──────── Record extracts ────────

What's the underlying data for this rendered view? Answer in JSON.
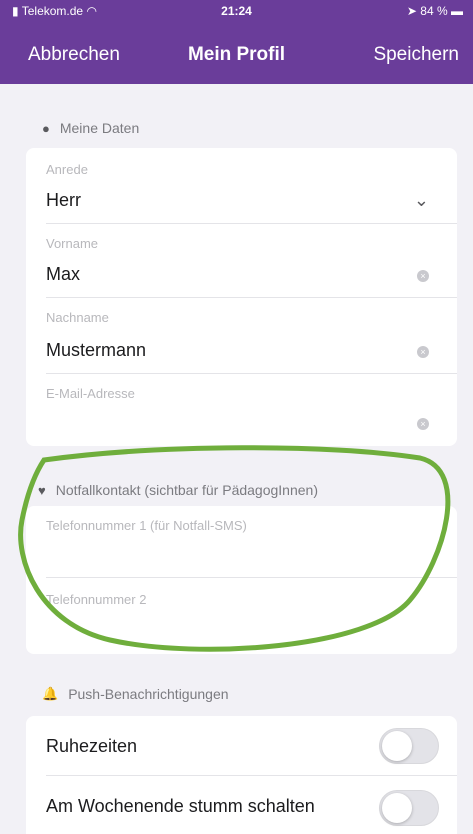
{
  "status_bar": {
    "carrier": "Telekom.de",
    "time": "21:24",
    "battery": "84 %"
  },
  "nav": {
    "cancel": "Abbrechen",
    "title": "Mein Profil",
    "save": "Speichern"
  },
  "section_data": {
    "title": "Meine Daten",
    "fields": {
      "salutation": {
        "label": "Anrede",
        "value": "Herr"
      },
      "first_name": {
        "label": "Vorname",
        "value": "Max"
      },
      "last_name": {
        "label": "Nachname",
        "value": "Mustermann"
      },
      "email": {
        "label": "E-Mail-Adresse",
        "value": ""
      }
    }
  },
  "section_emergency": {
    "title": "Notfallkontakt (sichtbar für PädagogInnen)",
    "phone1": {
      "label": "Telefonnummer 1 (für Notfall-SMS)",
      "value": ""
    },
    "phone2": {
      "label": "Telefonnummer 2",
      "value": ""
    }
  },
  "section_push": {
    "title": "Push-Benachrichtigungen",
    "rows": {
      "quiet": {
        "label": "Ruhezeiten",
        "on": false
      },
      "weekend": {
        "label": "Am Wochenende stumm schalten",
        "on": false
      }
    }
  },
  "colors": {
    "header": "#6a3d9a",
    "annotation": "#6fae3c",
    "background": "#f2f1f6"
  },
  "icons": {
    "person": "person-icon",
    "heart": "heart-icon",
    "bell": "bell-icon",
    "chevron": "chevron-down-icon",
    "clear": "clear-icon"
  }
}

────────

▶ [Exercise requirements]
Pictures in the records above are not copied; print everything else exactly.

▶ [Output of the exercise]
What's the underlying data for this rendered view? Answer in JSON.
{
  "status_bar": {
    "carrier": "Telekom.de",
    "time": "21:24",
    "battery": "84 %"
  },
  "nav": {
    "cancel": "Abbrechen",
    "title": "Mein Profil",
    "save": "Speichern"
  },
  "section_data": {
    "title": "Meine Daten",
    "fields": {
      "salutation": {
        "label": "Anrede",
        "value": "Herr"
      },
      "first_name": {
        "label": "Vorname",
        "value": "Max"
      },
      "last_name": {
        "label": "Nachname",
        "value": "Mustermann"
      },
      "email": {
        "label": "E-Mail-Adresse",
        "value": ""
      }
    }
  },
  "section_emergency": {
    "title": "Notfallkontakt (sichtbar für PädagogInnen)",
    "phone1": {
      "label": "Telefonnummer 1 (für Notfall-SMS)",
      "value": ""
    },
    "phone2": {
      "label": "Telefonnummer 2",
      "value": ""
    }
  },
  "section_push": {
    "title": "Push-Benachrichtigungen",
    "rows": {
      "quiet": {
        "label": "Ruhezeiten",
        "on": false
      },
      "weekend": {
        "label": "Am Wochenende stumm schalten",
        "on": false
      }
    }
  },
  "colors": {
    "header": "#6a3d9a",
    "annotation": "#6fae3c",
    "background": "#f2f1f6"
  },
  "icons": {
    "person": "person-icon",
    "heart": "heart-icon",
    "bell": "bell-icon",
    "chevron": "chevron-down-icon",
    "clear": "clear-icon"
  }
}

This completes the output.